- _Goal_
Reproduce every line of the records below, replacing each occurrence of "挂图" with "图片" and leaving everything else unchanged. Omit the pictures from your answer.

<<<<

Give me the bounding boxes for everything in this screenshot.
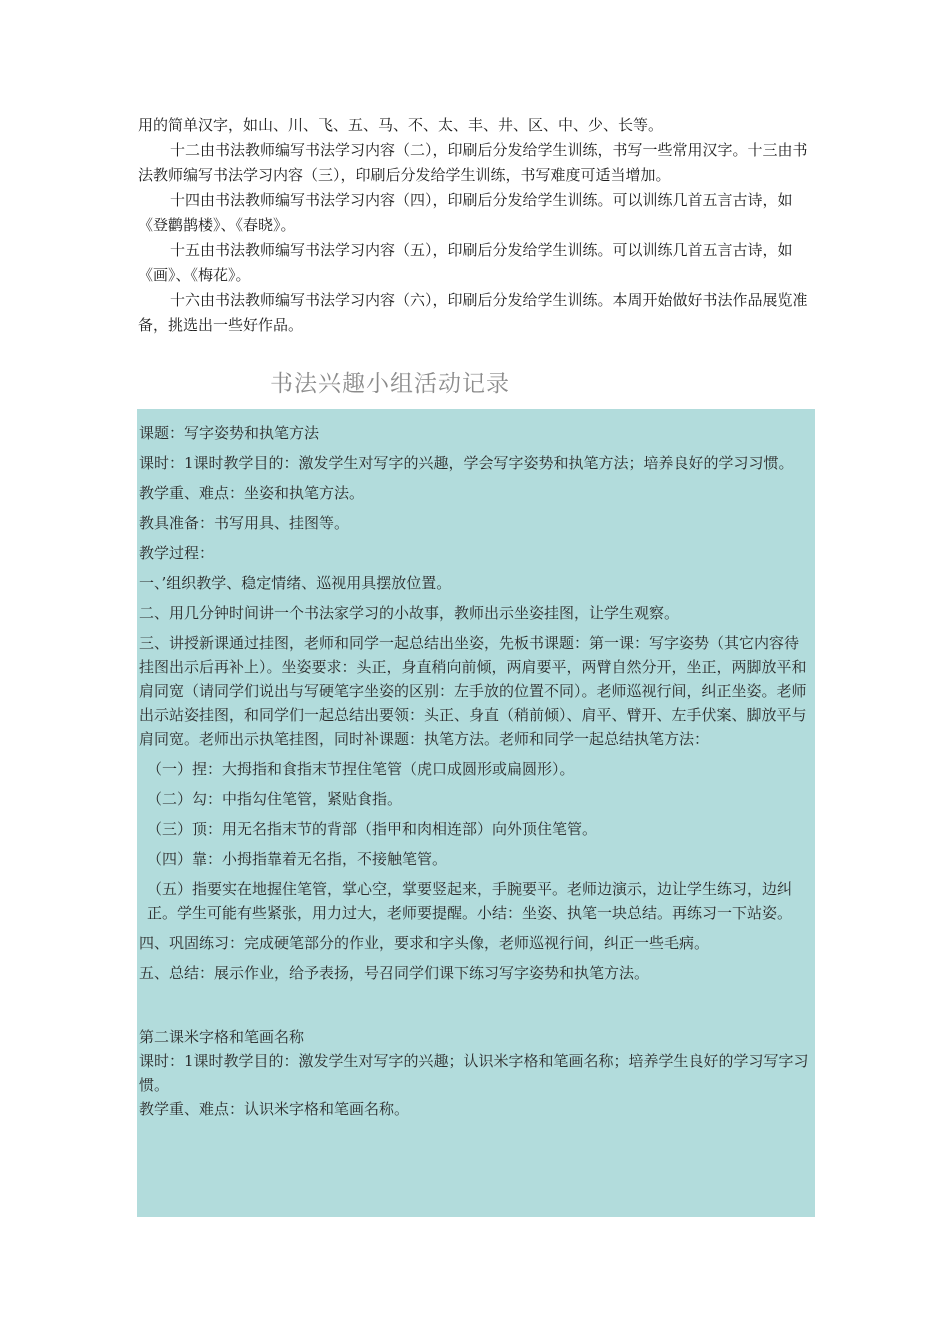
- lesson2-key-points: 教学重、难点：认识米字格和笔画名称。: [139, 1100, 410, 1118]
- lesson1-key-points: 教学重、难点：坐姿和执笔方法。: [139, 484, 365, 502]
- lesson1-sub4: （四）靠：小拇指靠着无名指，不接触笔管。: [147, 850, 448, 868]
- lesson1-materials: 教具准备：书写用具、挂图等。: [139, 514, 350, 532]
- section-heading: 书法兴趣小组活动记录: [270, 371, 510, 397]
- lesson1-step4: 四、巩固练习：完成硬笔部分的作业，要求和字头像，老师巡视行间，纠正一些毛病。: [139, 934, 710, 952]
- lesson1-step3: 三、讲授新课通过挂图，老师和同学一起总结出坐姿，先板书课题：第一课：写字姿势（其它内容待挂图出示后再补上）。坐姿要求：头正，身直稍向前倾，两肩要平，两臂自然分开，坐正，两脚放平和肩同宽（请同学们说出与写硬笔字坐姿的区别：左手放的位置不同）。老师巡视行间，纠正坐姿。老师出示站姿挂图，和同学们一起总结出要领：头正、身直（稍前倾）、肩平、臂开、左手伏案、脚放平与肩同宽。老师出示执笔挂图，同时补课题：执笔方法。老师和同学一起总结执笔方法：: [139, 634, 807, 748]
- lesson1-step5: 五、总结：展示作业，给予表扬，号召同学们课下练习写字姿势和执笔方法。: [139, 964, 650, 982]
- lesson2-hours: 课时：1课时教学目的：激发学生对写字的兴趣；认识米字格和笔画名称；培养学生良好的学习写字习惯。: [139, 1052, 809, 1094]
- paragraph: 用的简单汉字，如山、川、飞、五、马、不、太、丰、井、区、中、少、长等。: [138, 116, 664, 134]
- paragraph: 十二由书法教师编写书法学习内容（二），印刷后分发给学生训练，书写一些常用汉字。十三由书法教师编写书法学习内容（三），印刷后分发给学生训练，书写难度可适当增加。: [138, 141, 808, 184]
- paragraph: 十五由书法教师编写书法学习内容（五），印刷后分发给学生训练。可以训练几首五言古诗，如《画》、《梅花》。: [138, 241, 793, 284]
- lesson1-step1: 一、’组织教学、稳定情绪、巡视用具摆放位置。: [139, 574, 452, 592]
- lesson1-topic: 课题：写字姿势和执笔方法: [139, 424, 320, 442]
- lesson1-hours: 课时：1课时教学目的：激发学生对写字的兴趣，学会写字姿势和执笔方法；培养良好的学习习惯。: [139, 454, 794, 472]
- lesson1-sub2: （二）勾：中指勾住笔管，紧贴食指。: [147, 790, 403, 808]
- activity-record-box: [137, 409, 815, 1217]
- top-text-section: [138, 113, 814, 338]
- lesson1-sub5: （五）指要实在地握住笔管，掌心空，掌要竖起来，手腕要平。老师边演示，边让学生练习，边纠正。学生可能有些紧张，用力过大，老师要提醒。小结：坐姿、执笔一块总结。再练习一下站姿。: [147, 880, 793, 922]
- paragraph: 十四由书法教师编写书法学习内容（四），印刷后分发给学生训练。可以训练几首五言古诗，如《登鹳鹊楼》、《春晓》。: [138, 191, 793, 234]
- lesson1-step2: 二、用几分钟时间讲一个书法家学习的小故事，教师出示坐姿挂图，让学生观察。: [139, 604, 680, 622]
- paragraph: 十六由书法教师编写书法学习内容（六），印刷后分发给学生训练。本周开始做好书法作品展览准备，挑选出一些好作品。: [138, 291, 808, 334]
- lesson1-process-title: 教学过程：: [139, 544, 215, 562]
- lesson2-title: 第二课米字格和笔画名称: [139, 1028, 305, 1046]
- lesson1-sub1: （一）捏：大拇指和食指末节捏住笔管（虎口成圆形或扁圆形）。: [147, 760, 575, 778]
- lesson1-sub3: （三）顶：用无名指末节的背部（指甲和肉相连部）向外顶住笔管。: [147, 820, 598, 838]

>>>>

- _Task response_
Give me the bounding boxes for everything in this screenshot.
- lesson2-key-points: 教学重、难点：认识米字格和笔画名称。: [139, 1100, 410, 1118]
- lesson1-key-points: 教学重、难点：坐姿和执笔方法。: [139, 484, 365, 502]
- lesson1-sub4: （四）靠：小拇指靠着无名指，不接触笔管。: [147, 850, 448, 868]
- lesson1-materials: 教具准备：书写用具、图片等。: [139, 514, 350, 532]
- section-heading: 书法兴趣小组活动记录: [270, 371, 510, 397]
- lesson1-step4: 四、巩固练习：完成硬笔部分的作业，要求和字头像，老师巡视行间，纠正一些毛病。: [139, 934, 710, 952]
- lesson1-step3: 三、讲授新课通过图片，老师和同学一起总结出坐姿，先板书课题：第一课：写字姿势（其它内容待图片出示后再补上）。坐姿要求：头正，身直稍向前倾，两肩要平，两臂自然分开，坐正，两脚放平和肩同宽（请同学们说出与写硬笔字坐姿的区别：左手放的位置不同）。老师巡视行间，纠正坐姿。老师出示站姿图片，和同学们一起总结出要领：头正、身直（稍前倾）、肩平、臂开、左手伏案、脚放平与肩同宽。老师出示执笔图片，同时补课题：执笔方法。老师和同学一起总结执笔方法：: [139, 634, 807, 748]
- lesson1-step5: 五、总结：展示作业，给予表扬，号召同学们课下练习写字姿势和执笔方法。: [139, 964, 650, 982]
- lesson2-hours: 课时：1课时教学目的：激发学生对写字的兴趣；认识米字格和笔画名称；培养学生良好的学习写字习惯。: [139, 1052, 809, 1094]
- paragraph: 用的简单汉字，如山、川、飞、五、马、不、太、丰、井、区、中、少、长等。: [138, 116, 664, 134]
- paragraph: 十二由书法教师编写书法学习内容（二），印刷后分发给学生训练，书写一些常用汉字。十三由书法教师编写书法学习内容（三），印刷后分发给学生训练，书写难度可适当增加。: [138, 141, 808, 184]
- paragraph: 十五由书法教师编写书法学习内容（五），印刷后分发给学生训练。可以训练几首五言古诗，如《画》、《梅花》。: [138, 241, 793, 284]
- lesson1-step1: 一、’组织教学、稳定情绪、巡视用具摆放位置。: [139, 574, 452, 592]
- lesson1-topic: 课题：写字姿势和执笔方法: [139, 424, 320, 442]
- lesson1-hours: 课时：1课时教学目的：激发学生对写字的兴趣，学会写字姿势和执笔方法；培养良好的学习习惯。: [139, 454, 794, 472]
- lesson1-sub2: （二）勾：中指勾住笔管，紧贴食指。: [147, 790, 403, 808]
- activity-record-box: [137, 409, 815, 1217]
- top-text-section: [138, 113, 814, 338]
- lesson1-sub5: （五）指要实在地握住笔管，掌心空，掌要竖起来，手腕要平。老师边演示，边让学生练习，边纠正。学生可能有些紧张，用力过大，老师要提醒。小结：坐姿、执笔一块总结。再练习一下站姿。: [147, 880, 793, 922]
- paragraph: 十四由书法教师编写书法学习内容（四），印刷后分发给学生训练。可以训练几首五言古诗，如《登鹳鹊楼》、《春晓》。: [138, 191, 793, 234]
- lesson1-step2: 二、用几分钟时间讲一个书法家学习的小故事，教师出示坐姿图片，让学生观察。: [139, 604, 680, 622]
- paragraph: 十六由书法教师编写书法学习内容（六），印刷后分发给学生训练。本周开始做好书法作品展览准备，挑选出一些好作品。: [138, 291, 808, 334]
- lesson1-process-title: 教学过程：: [139, 544, 215, 562]
- lesson2-title: 第二课米字格和笔画名称: [139, 1028, 305, 1046]
- lesson1-sub1: （一）捏：大拇指和食指末节捏住笔管（虎口成圆形或扁圆形）。: [147, 760, 575, 778]
- lesson1-sub3: （三）顶：用无名指末节的背部（指甲和肉相连部）向外顶住笔管。: [147, 820, 598, 838]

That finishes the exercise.